TASK STATEMENT
Locate the lines that hold the string "other". Copy every such line.

EXERCISE INPUTS
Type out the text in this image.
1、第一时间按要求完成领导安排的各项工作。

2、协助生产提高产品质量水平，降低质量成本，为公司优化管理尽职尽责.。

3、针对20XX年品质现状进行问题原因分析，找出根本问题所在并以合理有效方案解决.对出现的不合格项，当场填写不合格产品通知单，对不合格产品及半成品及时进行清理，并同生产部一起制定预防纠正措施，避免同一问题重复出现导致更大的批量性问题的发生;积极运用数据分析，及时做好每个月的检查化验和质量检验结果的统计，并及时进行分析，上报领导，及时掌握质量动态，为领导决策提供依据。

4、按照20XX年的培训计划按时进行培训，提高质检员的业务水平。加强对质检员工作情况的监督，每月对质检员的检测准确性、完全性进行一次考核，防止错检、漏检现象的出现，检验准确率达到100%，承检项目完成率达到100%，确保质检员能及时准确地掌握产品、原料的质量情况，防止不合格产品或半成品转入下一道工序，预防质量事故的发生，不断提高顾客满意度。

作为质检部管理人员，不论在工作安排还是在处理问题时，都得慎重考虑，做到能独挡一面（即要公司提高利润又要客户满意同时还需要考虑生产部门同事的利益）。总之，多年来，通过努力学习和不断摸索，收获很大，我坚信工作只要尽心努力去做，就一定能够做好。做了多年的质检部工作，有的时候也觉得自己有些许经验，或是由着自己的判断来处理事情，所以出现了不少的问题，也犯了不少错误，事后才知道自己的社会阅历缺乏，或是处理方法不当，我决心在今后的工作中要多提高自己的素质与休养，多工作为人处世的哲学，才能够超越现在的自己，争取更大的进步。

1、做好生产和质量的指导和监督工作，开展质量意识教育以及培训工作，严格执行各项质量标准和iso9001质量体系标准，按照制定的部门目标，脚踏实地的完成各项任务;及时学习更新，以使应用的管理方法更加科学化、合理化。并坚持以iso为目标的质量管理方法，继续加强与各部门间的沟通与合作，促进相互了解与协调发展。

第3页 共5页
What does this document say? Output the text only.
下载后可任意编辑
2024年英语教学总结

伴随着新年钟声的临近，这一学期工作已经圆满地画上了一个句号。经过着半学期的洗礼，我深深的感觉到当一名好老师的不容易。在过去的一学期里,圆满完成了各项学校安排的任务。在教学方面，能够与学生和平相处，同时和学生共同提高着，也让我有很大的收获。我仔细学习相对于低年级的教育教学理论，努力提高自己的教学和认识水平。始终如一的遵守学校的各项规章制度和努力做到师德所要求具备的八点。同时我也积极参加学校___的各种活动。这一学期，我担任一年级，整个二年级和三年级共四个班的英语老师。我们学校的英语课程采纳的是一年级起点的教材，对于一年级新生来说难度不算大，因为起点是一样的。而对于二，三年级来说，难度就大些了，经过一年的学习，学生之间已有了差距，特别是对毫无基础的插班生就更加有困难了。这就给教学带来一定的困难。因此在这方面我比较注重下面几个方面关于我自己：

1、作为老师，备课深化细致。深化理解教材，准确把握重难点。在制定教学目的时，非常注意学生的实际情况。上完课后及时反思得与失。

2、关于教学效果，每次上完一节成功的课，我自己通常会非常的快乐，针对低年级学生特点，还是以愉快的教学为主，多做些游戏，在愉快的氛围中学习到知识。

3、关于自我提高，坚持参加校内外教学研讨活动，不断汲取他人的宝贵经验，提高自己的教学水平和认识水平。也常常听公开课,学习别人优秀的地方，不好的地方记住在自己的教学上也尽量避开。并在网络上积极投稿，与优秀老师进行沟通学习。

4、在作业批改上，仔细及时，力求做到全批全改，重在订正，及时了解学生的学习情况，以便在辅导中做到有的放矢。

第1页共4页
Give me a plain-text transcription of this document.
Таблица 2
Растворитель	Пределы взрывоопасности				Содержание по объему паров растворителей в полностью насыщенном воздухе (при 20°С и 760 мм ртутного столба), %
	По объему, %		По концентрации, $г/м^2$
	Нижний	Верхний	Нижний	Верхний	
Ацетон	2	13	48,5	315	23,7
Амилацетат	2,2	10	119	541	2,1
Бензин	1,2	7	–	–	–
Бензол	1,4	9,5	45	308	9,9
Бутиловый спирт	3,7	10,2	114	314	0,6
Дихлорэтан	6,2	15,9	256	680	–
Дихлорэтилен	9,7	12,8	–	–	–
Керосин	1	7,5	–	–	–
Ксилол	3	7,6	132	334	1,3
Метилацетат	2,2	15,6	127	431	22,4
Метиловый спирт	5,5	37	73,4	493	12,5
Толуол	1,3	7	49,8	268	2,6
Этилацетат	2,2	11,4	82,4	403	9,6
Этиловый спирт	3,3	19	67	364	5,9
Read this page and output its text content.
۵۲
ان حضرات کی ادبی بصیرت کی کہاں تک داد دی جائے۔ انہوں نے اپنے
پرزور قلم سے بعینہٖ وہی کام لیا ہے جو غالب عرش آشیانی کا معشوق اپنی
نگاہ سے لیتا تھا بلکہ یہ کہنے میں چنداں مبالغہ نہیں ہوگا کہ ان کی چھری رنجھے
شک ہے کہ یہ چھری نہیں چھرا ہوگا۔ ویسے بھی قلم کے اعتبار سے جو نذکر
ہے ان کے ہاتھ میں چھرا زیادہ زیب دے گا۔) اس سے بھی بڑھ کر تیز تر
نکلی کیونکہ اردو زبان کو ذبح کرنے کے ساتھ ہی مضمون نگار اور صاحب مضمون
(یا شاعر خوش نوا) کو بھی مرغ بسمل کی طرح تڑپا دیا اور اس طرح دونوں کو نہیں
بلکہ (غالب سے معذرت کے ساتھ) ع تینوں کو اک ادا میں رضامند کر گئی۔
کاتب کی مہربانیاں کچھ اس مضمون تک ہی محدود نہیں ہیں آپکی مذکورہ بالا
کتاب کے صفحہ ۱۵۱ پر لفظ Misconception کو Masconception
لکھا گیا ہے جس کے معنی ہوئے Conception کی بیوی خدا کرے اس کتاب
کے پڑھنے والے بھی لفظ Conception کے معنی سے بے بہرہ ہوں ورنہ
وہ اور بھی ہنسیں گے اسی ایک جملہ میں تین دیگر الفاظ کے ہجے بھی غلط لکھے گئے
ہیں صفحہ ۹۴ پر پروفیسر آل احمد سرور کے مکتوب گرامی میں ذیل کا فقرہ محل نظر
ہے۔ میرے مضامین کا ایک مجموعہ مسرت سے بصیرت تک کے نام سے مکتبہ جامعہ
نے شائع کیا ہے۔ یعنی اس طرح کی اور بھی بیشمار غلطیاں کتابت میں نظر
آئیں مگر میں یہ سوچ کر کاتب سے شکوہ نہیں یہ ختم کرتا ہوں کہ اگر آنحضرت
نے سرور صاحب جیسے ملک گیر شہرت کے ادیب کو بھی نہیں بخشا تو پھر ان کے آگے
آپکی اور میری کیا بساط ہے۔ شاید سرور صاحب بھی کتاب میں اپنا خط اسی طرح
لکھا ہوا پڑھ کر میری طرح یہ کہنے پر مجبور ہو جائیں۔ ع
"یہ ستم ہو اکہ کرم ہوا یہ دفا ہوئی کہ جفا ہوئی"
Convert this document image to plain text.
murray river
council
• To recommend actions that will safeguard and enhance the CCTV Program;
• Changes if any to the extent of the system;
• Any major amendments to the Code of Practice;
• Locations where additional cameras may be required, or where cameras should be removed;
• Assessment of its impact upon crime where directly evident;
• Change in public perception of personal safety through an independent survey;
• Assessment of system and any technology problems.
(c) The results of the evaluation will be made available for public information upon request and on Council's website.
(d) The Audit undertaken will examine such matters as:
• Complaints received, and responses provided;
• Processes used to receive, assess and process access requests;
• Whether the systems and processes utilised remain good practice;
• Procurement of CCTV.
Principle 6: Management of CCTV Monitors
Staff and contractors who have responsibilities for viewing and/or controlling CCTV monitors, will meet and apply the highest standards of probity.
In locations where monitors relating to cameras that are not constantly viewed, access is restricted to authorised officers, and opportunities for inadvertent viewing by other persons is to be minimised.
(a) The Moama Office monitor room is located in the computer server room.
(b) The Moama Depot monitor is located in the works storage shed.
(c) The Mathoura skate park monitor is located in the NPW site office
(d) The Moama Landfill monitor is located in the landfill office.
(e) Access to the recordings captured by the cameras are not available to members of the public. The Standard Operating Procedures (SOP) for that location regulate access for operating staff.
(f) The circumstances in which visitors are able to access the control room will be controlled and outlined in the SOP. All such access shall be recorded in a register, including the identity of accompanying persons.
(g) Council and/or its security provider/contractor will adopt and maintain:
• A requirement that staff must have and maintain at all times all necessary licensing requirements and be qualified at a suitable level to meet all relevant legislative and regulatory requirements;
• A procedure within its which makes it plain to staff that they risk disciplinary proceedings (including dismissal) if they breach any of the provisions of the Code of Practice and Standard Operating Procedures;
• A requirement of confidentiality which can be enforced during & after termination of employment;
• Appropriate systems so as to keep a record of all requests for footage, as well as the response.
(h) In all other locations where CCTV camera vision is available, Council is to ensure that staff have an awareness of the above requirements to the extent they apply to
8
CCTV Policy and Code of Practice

COMPLETED EXERCISE
In locations where monitors relating to cameras that are not constantly viewed, access is restricted to authorised officers, and opportunities for inadvertent viewing by other persons is to be minimised.
(h) In all other locations where CCTV camera vision is available, Council is to ensure that staff have an awareness of the above requirements to the extent they apply to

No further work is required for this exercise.